→ Records provided:
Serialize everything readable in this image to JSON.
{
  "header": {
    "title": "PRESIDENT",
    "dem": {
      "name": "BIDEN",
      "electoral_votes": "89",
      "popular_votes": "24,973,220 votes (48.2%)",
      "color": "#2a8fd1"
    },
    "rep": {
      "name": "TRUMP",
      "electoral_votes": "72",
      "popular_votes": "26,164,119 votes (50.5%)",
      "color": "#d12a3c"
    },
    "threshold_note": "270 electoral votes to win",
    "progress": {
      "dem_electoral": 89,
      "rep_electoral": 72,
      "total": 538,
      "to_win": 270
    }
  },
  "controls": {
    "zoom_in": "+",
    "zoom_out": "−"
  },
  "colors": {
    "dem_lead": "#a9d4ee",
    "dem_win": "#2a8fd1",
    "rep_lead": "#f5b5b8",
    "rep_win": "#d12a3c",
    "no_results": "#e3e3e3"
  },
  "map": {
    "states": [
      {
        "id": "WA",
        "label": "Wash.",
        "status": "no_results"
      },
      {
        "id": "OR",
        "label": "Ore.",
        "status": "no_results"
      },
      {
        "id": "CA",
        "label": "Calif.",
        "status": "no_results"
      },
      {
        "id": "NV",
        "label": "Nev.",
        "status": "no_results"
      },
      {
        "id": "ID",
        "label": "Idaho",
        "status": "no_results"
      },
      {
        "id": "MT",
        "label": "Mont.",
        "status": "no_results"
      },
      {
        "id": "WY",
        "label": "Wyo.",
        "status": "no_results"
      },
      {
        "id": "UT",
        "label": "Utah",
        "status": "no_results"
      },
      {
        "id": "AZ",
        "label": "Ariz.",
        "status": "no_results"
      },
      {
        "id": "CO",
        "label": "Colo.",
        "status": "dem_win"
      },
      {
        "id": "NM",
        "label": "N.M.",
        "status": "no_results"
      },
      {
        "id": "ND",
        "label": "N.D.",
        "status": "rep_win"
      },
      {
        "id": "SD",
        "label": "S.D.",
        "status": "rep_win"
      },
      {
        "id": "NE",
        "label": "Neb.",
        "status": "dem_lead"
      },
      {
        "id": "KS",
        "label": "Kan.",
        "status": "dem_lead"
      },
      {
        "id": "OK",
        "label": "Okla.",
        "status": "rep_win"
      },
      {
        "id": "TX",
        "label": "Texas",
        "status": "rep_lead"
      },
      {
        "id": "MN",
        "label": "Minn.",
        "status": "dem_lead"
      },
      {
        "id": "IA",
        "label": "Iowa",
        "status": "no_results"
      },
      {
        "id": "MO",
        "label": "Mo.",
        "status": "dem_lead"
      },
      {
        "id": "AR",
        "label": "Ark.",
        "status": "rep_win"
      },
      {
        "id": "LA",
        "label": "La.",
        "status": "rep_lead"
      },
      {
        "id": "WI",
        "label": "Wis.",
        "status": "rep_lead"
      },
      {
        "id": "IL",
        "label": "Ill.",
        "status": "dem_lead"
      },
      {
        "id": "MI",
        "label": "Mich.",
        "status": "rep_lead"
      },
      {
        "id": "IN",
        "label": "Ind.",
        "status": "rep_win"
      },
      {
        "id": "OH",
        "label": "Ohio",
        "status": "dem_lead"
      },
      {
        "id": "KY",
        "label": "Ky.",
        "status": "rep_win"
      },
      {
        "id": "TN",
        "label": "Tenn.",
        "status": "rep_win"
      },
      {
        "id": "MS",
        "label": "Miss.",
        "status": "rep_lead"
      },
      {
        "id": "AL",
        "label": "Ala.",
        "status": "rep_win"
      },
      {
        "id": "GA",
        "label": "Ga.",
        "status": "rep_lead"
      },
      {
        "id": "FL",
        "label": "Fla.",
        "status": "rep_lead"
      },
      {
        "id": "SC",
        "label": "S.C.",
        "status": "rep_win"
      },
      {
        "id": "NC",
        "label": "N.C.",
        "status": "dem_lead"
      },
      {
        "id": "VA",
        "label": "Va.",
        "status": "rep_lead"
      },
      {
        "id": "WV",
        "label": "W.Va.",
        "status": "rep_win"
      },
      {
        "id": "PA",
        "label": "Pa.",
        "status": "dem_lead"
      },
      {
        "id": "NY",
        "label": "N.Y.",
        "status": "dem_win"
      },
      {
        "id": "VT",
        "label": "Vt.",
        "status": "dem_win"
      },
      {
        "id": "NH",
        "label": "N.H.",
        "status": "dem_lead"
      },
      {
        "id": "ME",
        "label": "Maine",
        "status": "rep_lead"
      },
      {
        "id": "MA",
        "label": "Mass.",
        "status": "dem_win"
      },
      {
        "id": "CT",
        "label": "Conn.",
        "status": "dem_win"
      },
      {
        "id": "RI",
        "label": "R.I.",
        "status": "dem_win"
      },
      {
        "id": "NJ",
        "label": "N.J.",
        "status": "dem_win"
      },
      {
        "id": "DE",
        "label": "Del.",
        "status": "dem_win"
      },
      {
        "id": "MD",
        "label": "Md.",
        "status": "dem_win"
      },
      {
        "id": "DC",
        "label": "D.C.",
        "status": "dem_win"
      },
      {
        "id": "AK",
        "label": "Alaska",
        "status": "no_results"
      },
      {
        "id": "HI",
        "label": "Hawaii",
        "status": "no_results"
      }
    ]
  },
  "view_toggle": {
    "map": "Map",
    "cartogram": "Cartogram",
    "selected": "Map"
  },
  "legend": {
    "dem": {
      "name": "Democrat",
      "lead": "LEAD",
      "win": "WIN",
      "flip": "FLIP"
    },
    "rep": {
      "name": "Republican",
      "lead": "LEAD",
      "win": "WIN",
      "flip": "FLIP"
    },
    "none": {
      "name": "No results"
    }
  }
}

→ What is needed: Every record above should be copied exactly.

→ Response to this exercise:
Serialize everything readable in this image to JSON.
{
  "header": {
    "title": "PRESIDENT",
    "dem": {
      "name": "BIDEN",
      "electoral_votes": "89",
      "popular_votes": "24,973,220 votes (48.2%)",
      "color": "#2a8fd1"
    },
    "rep": {
      "name": "TRUMP",
      "electoral_votes": "72",
      "popular_votes": "26,164,119 votes (50.5%)",
      "color": "#d12a3c"
    },
    "threshold_note": "270 electoral votes to win",
    "progress": {
      "dem_electoral": 89,
      "rep_electoral": 72,
      "total": 538,
      "to_win": 270
    }
  },
  "controls": {
    "zoom_in": "+",
    "zoom_out": "−"
  },
  "colors": {
    "dem_lead": "#a9d4ee",
    "dem_win": "#2a8fd1",
    "rep_lead": "#f5b5b8",
    "rep_win": "#d12a3c",
    "no_results": "#e3e3e3"
  },
  "map": {
    "states": [
      {
        "id": "WA",
        "label": "Wash.",
        "status": "no_results"
      },
      {
        "id": "OR",
        "label": "Ore.",
        "status": "no_results"
      },
      {
        "id": "CA",
        "label": "Calif.",
        "status": "no_results"
      },
      {
        "id": "NV",
        "label": "Nev.",
        "status": "no_results"
      },
      {
        "id": "ID",
        "label": "Idaho",
        "status": "no_results"
      },
      {
        "id": "MT",
        "label": "Mont.",
        "status": "no_results"
      },
      {
        "id": "WY",
        "label": "Wyo.",
        "status": "no_results"
      },
      {
        "id": "UT",
        "label": "Utah",
        "status": "no_results"
      },
      {
        "id": "AZ",
        "label": "Ariz.",
        "status": "no_results"
      },
      {
        "id": "CO",
        "label": "Colo.",
        "status": "dem_win"
      },
      {
        "id": "NM",
        "label": "N.M.",
        "status": "no_results"
      },
      {
        "id": "ND",
        "label": "N.D.",
        "status": "rep_win"
      },
      {
        "id": "SD",
        "label": "S.D.",
        "status": "rep_win"
      },
      {
        "id": "NE",
        "label": "Neb.",
        "status": "dem_lead"
      },
      {
        "id": "KS",
        "label": "Kan.",
        "status": "dem_lead"
      },
      {
        "id": "OK",
        "label": "Okla.",
        "status": "rep_win"
      },
      {
        "id": "TX",
        "label": "Texas",
        "status": "rep_lead"
      },
      {
        "id": "MN",
        "label": "Minn.",
        "status": "dem_lead"
      },
      {
        "id": "IA",
        "label": "Iowa",
        "status": "no_results"
      },
      {
        "id": "MO",
        "label": "Mo.",
        "status": "dem_lead"
      },
      {
        "id": "AR",
        "label": "Ark.",
        "status": "rep_win"
      },
      {
        "id": "LA",
        "label": "La.",
        "status": "rep_lead"
      },
      {
        "id": "WI",
        "label": "Wis.",
        "status": "rep_lead"
      },
      {
        "id": "IL",
        "label": "Ill.",
        "status": "dem_lead"
      },
      {
        "id": "MI",
        "label": "Mich.",
        "status": "rep_lead"
      },
      {
        "id": "IN",
        "label": "Ind.",
        "status": "rep_win"
      },
      {
        "id": "OH",
        "label": "Ohio",
        "status": "dem_lead"
      },
      {
        "id": "KY",
        "label": "Ky.",
        "status": "rep_win"
      },
      {
        "id": "TN",
        "label": "Tenn.",
        "status": "rep_win"
      },
      {
        "id": "MS",
        "label": "Miss.",
        "status": "rep_lead"
      },
      {
        "id": "AL",
        "label": "Ala.",
        "status": "rep_win"
      },
      {
        "id": "GA",
        "label": "Ga.",
        "status": "rep_lead"
      },
      {
        "id": "FL",
        "label": "Fla.",
        "status": "rep_lead"
      },
      {
        "id": "SC",
        "label": "S.C.",
        "status": "rep_win"
      },
      {
        "id": "NC",
        "label": "N.C.",
        "status": "dem_lead"
      },
      {
        "id": "VA",
        "label": "Va.",
        "status": "rep_lead"
      },
      {
        "id": "WV",
        "label": "W.Va.",
        "status": "rep_win"
      },
      {
        "id": "PA",
        "label": "Pa.",
        "status": "dem_lead"
      },
      {
        "id": "NY",
        "label": "N.Y.",
        "status": "dem_win"
      },
      {
        "id": "VT",
        "label": "Vt.",
        "status": "dem_win"
      },
      {
        "id": "NH",
        "label": "N.H.",
        "status": "dem_lead"
      },
      {
        "id": "ME",
        "label": "Maine",
        "status": "rep_lead"
      },
      {
        "id": "MA",
        "label": "Mass.",
        "status": "dem_win"
      },
      {
        "id": "CT",
        "label": "Conn.",
        "status": "dem_win"
      },
      {
        "id": "RI",
        "label": "R.I.",
        "status": "dem_win"
      },
      {
        "id": "NJ",
        "label": "N.J.",
        "status": "dem_win"
      },
      {
        "id": "DE",
        "label": "Del.",
        "status": "dem_win"
      },
      {
        "id": "MD",
        "label": "Md.",
        "status": "dem_win"
      },
      {
        "id": "DC",
        "label": "D.C.",
        "status": "dem_win"
      },
      {
        "id": "AK",
        "label": "Alaska",
        "status": "no_results"
      },
      {
        "id": "HI",
        "label": "Hawaii",
        "status": "no_results"
      }
    ]
  },
  "view_toggle": {
    "map": "Map",
    "cartogram": "Cartogram",
    "selected": "Map"
  },
  "legend": {
    "dem": {
      "name": "Democrat",
      "lead": "LEAD",
      "win": "WIN",
      "flip": "FLIP"
    },
    "rep": {
      "name": "Republican",
      "lead": "LEAD",
      "win": "WIN",
      "flip": "FLIP"
    },
    "none": {
      "name": "No results"
    }
  }
}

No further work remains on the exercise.